Goal of the exercise - Show every line in the records below that contains the string "graph".

Records for the exercise -
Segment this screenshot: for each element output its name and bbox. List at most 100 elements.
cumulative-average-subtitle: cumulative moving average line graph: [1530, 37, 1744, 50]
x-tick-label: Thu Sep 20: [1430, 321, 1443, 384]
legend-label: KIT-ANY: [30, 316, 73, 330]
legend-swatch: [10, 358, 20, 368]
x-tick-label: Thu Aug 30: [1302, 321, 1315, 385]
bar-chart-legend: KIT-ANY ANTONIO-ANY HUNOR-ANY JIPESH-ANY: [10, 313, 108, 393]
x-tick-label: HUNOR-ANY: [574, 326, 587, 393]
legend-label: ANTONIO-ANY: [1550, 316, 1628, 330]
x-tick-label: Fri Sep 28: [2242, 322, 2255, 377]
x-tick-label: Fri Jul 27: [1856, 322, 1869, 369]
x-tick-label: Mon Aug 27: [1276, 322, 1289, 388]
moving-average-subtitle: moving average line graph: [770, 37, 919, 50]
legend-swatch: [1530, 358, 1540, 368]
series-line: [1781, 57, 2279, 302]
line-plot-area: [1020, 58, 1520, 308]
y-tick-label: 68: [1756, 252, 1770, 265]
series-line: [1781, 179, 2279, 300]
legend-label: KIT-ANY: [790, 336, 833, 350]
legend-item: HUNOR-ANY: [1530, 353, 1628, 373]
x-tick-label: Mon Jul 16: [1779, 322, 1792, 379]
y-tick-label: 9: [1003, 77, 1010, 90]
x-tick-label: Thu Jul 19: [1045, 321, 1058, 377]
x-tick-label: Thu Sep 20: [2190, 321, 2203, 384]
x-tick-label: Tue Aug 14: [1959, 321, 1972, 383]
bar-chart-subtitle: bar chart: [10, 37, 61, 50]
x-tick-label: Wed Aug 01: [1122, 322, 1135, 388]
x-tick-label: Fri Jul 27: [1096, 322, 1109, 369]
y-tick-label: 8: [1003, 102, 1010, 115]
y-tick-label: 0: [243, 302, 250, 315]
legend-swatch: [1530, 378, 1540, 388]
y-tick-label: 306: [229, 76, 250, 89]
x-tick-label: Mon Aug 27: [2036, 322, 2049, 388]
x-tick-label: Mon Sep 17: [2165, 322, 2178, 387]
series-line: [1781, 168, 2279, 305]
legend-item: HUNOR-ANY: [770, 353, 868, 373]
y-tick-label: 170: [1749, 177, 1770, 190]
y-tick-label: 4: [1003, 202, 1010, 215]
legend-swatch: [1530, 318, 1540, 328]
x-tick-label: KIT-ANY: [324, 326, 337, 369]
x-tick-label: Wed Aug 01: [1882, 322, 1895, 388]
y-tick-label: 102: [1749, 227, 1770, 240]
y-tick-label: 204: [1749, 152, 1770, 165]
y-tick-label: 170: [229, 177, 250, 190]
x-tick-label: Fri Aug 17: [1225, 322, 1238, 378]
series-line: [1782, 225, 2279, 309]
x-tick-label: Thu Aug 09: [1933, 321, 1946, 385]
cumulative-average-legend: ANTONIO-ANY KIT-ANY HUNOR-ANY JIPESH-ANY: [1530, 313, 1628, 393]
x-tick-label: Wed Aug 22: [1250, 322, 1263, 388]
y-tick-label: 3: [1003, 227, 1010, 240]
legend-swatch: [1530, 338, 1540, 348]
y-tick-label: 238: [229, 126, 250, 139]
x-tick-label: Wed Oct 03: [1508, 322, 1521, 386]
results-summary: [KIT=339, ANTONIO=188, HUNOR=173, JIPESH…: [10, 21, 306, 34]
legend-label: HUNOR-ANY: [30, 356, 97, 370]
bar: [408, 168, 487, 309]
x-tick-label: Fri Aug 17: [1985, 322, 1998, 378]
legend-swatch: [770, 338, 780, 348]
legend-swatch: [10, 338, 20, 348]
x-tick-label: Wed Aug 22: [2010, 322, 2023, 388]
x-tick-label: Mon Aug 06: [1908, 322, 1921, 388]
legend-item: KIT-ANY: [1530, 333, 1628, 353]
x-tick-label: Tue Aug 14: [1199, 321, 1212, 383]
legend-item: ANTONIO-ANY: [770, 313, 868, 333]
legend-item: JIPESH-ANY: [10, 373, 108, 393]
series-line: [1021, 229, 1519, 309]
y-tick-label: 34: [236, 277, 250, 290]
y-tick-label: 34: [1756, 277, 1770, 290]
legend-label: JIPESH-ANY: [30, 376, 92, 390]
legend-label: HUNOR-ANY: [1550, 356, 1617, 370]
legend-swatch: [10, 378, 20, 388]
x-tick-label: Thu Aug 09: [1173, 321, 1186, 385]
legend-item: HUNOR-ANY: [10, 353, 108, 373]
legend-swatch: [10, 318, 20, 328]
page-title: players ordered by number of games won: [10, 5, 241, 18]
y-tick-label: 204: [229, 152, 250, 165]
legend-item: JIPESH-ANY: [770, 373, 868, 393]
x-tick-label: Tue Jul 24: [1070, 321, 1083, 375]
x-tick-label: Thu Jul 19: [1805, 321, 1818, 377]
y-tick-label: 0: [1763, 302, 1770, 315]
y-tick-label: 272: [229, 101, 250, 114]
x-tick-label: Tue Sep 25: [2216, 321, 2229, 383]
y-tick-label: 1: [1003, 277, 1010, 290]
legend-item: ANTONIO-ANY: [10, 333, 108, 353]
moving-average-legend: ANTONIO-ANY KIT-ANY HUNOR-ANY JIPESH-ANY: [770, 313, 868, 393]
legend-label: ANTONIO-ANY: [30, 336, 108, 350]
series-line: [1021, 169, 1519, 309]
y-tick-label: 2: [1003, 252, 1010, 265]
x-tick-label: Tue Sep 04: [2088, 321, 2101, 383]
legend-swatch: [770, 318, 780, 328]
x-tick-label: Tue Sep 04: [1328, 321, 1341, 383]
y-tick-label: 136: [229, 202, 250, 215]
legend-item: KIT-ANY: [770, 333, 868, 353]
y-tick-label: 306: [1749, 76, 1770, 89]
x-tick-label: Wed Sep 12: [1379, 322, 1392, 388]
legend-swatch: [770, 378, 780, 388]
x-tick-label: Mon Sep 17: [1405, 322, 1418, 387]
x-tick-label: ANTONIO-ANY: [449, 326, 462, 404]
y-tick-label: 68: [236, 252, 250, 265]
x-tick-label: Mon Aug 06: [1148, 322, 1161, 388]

The result -
cumulative-average-subtitle: cumulative moving average line graph: [1530, 37, 1744, 50]
moving-average-subtitle: moving average line graph: [770, 37, 919, 50]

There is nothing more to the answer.